» BRIEF: Transcribe all the entries word for word, omitting any pictures they contain.

» MATERIAL:
* * * * *

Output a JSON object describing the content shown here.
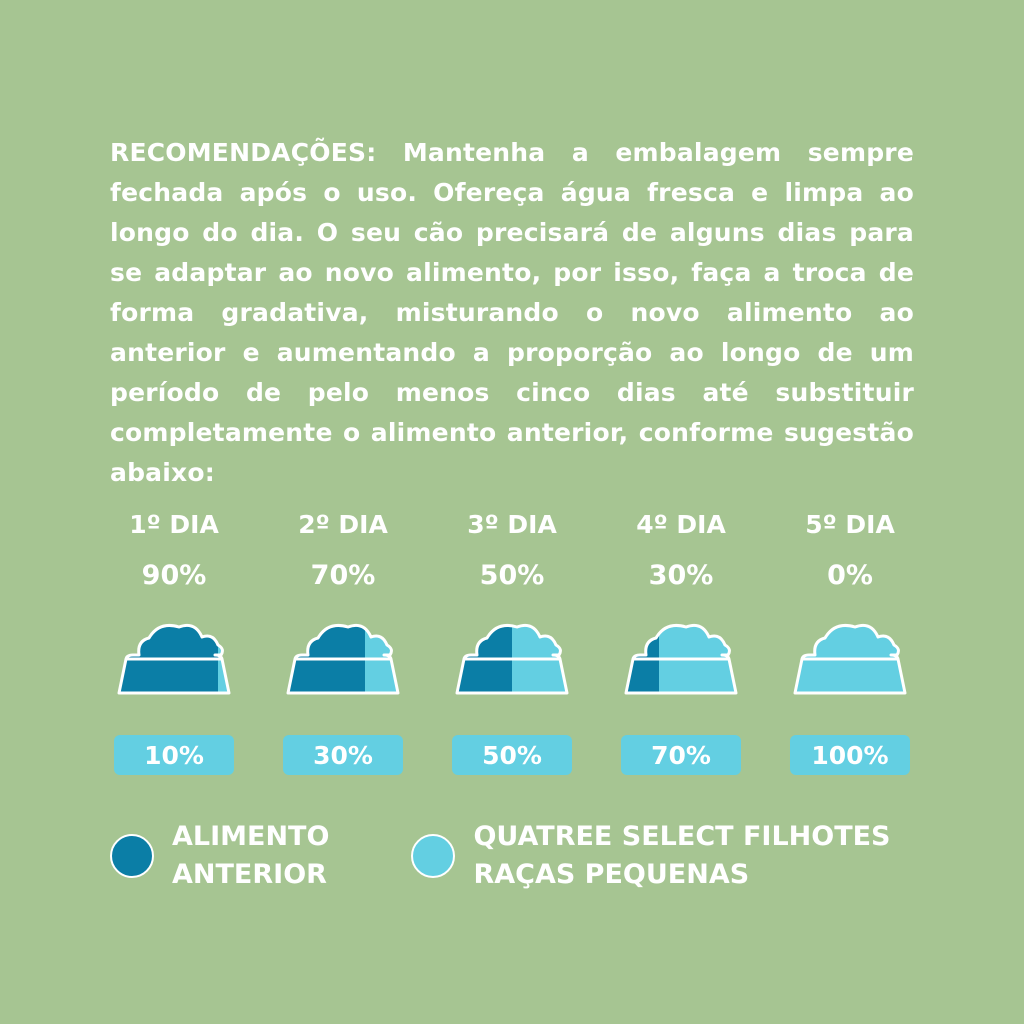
{
  "intro_text": "RECOMENDAÇÕES: Mantenha a embalagem sempre fechada após o uso. Ofereça água fresca e limpa ao longo do dia. O seu cão precisará de alguns dias para se adaptar ao novo alimento, por isso, faça a troca de forma gradativa, misturando o novo alimento ao anterior e aumentando a proporção ao longo de um período de pelo menos cinco dias até substituir completamente o alimento anterior, conforme sugestão abaixo:",
  "colors": {
    "background": "#a6c592",
    "old_food": "#0b7ea6",
    "new_food": "#63cfe2",
    "outline": "#ffffff"
  },
  "days": [
    {
      "label": "1º DIA",
      "old_percent": "90%",
      "new_percent": "10%",
      "old_fraction": 0.9
    },
    {
      "label": "2º DIA",
      "old_percent": "70%",
      "new_percent": "30%",
      "old_fraction": 0.7
    },
    {
      "label": "3º DIA",
      "old_percent": "50%",
      "new_percent": "50%",
      "old_fraction": 0.5
    },
    {
      "label": "4º DIA",
      "old_percent": "30%",
      "new_percent": "70%",
      "old_fraction": 0.3
    },
    {
      "label": "5º DIA",
      "old_percent": "0%",
      "new_percent": "100%",
      "old_fraction": 0.0
    }
  ],
  "legend": {
    "old_label": "ALIMENTO\nANTERIOR",
    "new_label": "QUATREE SELECT FILHOTES\nRAÇAS PEQUENAS"
  }
}
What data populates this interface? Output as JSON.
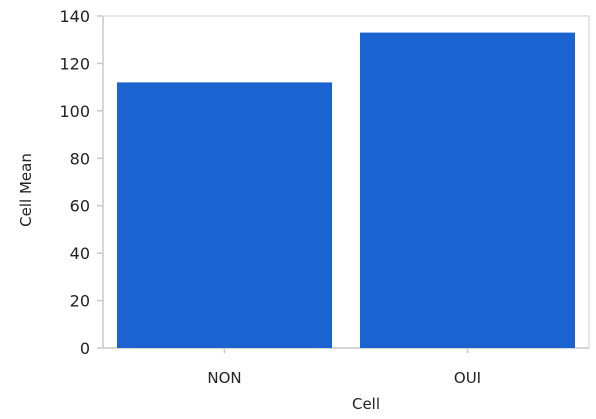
{
  "chart_data": {
    "type": "bar",
    "categories": [
      "NON",
      "OUI"
    ],
    "values": [
      112,
      133
    ],
    "xlabel": "Cell",
    "ylabel": "Cell Mean",
    "ylim": [
      0,
      140
    ],
    "yticks": [
      0,
      20,
      40,
      60,
      80,
      100,
      120,
      140
    ],
    "grid": false,
    "legend": "none",
    "bar_color": "#1a63d1",
    "axis_color": "#c8c8c8",
    "frame_color": "#cfcfcf"
  }
}
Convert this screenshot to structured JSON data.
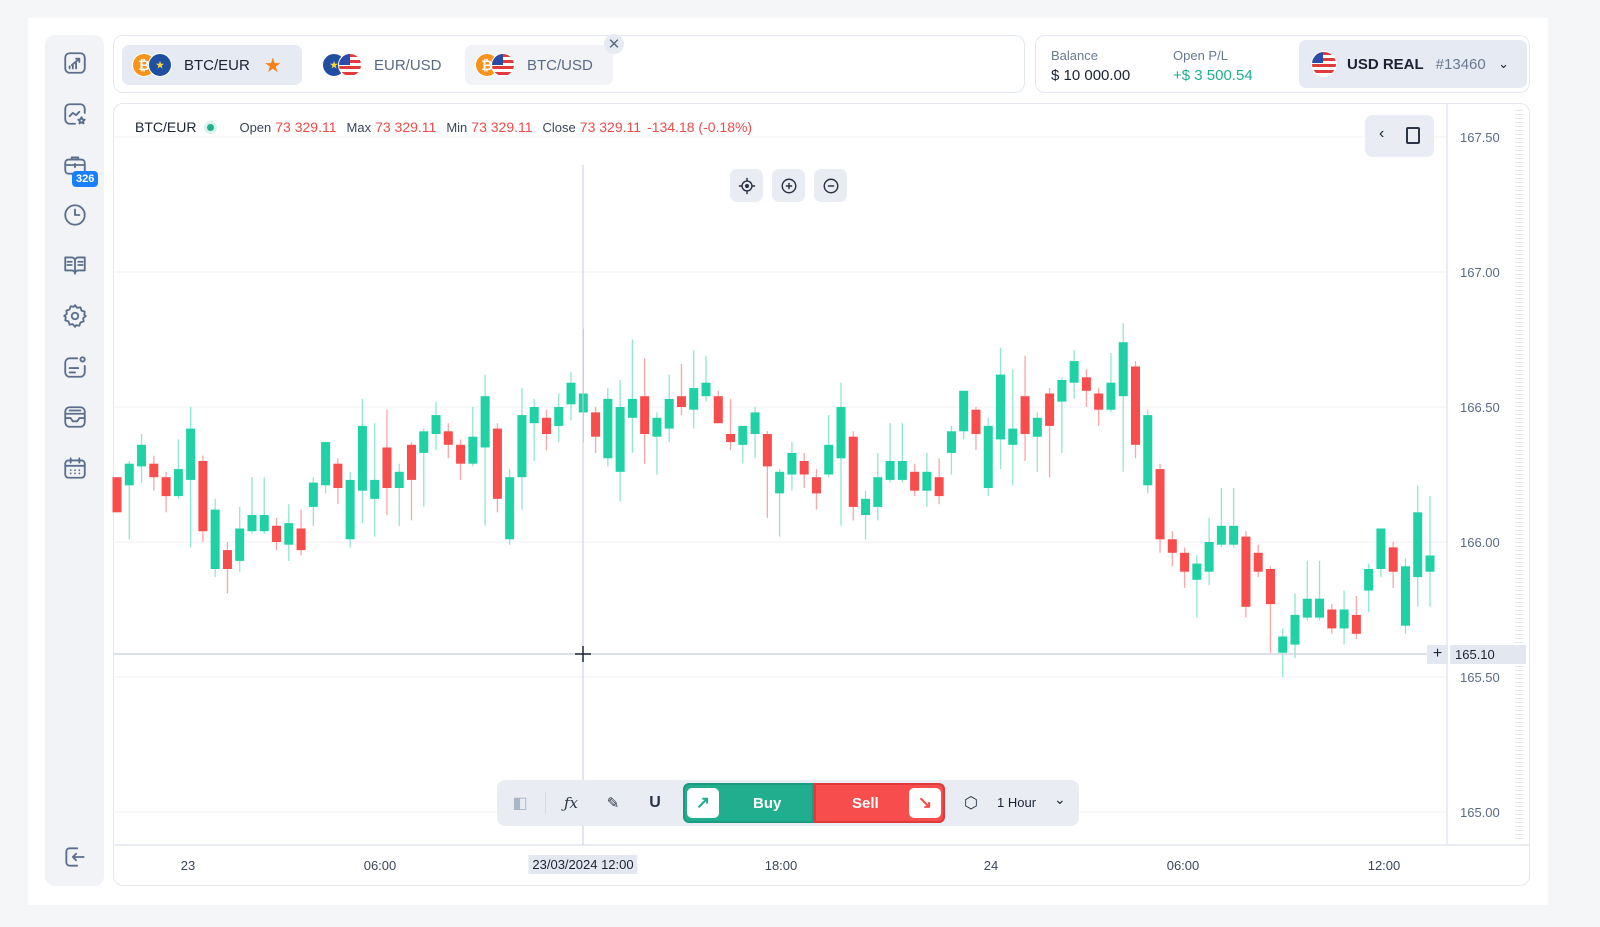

* * * * *

» EXERCISE OUTPUT:
Output a JSON object describing the content shown here.
{
  "intro_text": "RECOMENDAÇÕES: Mantenha a embalagem sempre fechada após o uso. Ofereça água fresca e limpa ao longo do dia. O seu cão precisará de alguns dias para se adaptar ao novo alimento, por isso, faça a troca de forma gradativa, misturando o novo alimento ao anterior e aumentando a proporção ao longo de um período de pelo menos cinco dias até substituir completamente o alimento anterior, conforme sugestão abaixo:",
  "colors": {
    "background": "#a6c592",
    "old_food": "#0b7ea6",
    "new_food": "#63cfe2",
    "outline": "#ffffff"
  },
  "days": [
    {
      "label": "1º DIA",
      "old_percent": "90%",
      "new_percent": "10%",
      "old_fraction": 0.9
    },
    {
      "label": "2º DIA",
      "old_percent": "70%",
      "new_percent": "30%",
      "old_fraction": 0.7
    },
    {
      "label": "3º DIA",
      "old_percent": "50%",
      "new_percent": "50%",
      "old_fraction": 0.5
    },
    {
      "label": "4º DIA",
      "old_percent": "30%",
      "new_percent": "70%",
      "old_fraction": 0.3
    },
    {
      "label": "5º DIA",
      "old_percent": "0%",
      "new_percent": "100%",
      "old_fraction": 0.0
    }
  ],
  "legend": {
    "old_label": "ALIMENTO\nANTERIOR",
    "new_label": "QUATREE SELECT FILHOTES\nRAÇAS PEQUENAS"
  }
}
What data populates this interface? Output as JSON.
{
  "chart_data": {
    "type": "bar",
    "categories": [
      "NON",
      "OUI"
    ],
    "values": [
      112,
      133
    ],
    "xlabel": "Cell",
    "ylabel": "Cell Mean",
    "ylim": [
      0,
      140
    ],
    "yticks": [
      0,
      20,
      40,
      60,
      80,
      100,
      120,
      140
    ],
    "grid": false,
    "legend": "none",
    "bar_color": "#1a63d1",
    "axis_color": "#c8c8c8",
    "frame_color": "#cfcfcf"
  }
}
Convert this screenshot to structured JSON data.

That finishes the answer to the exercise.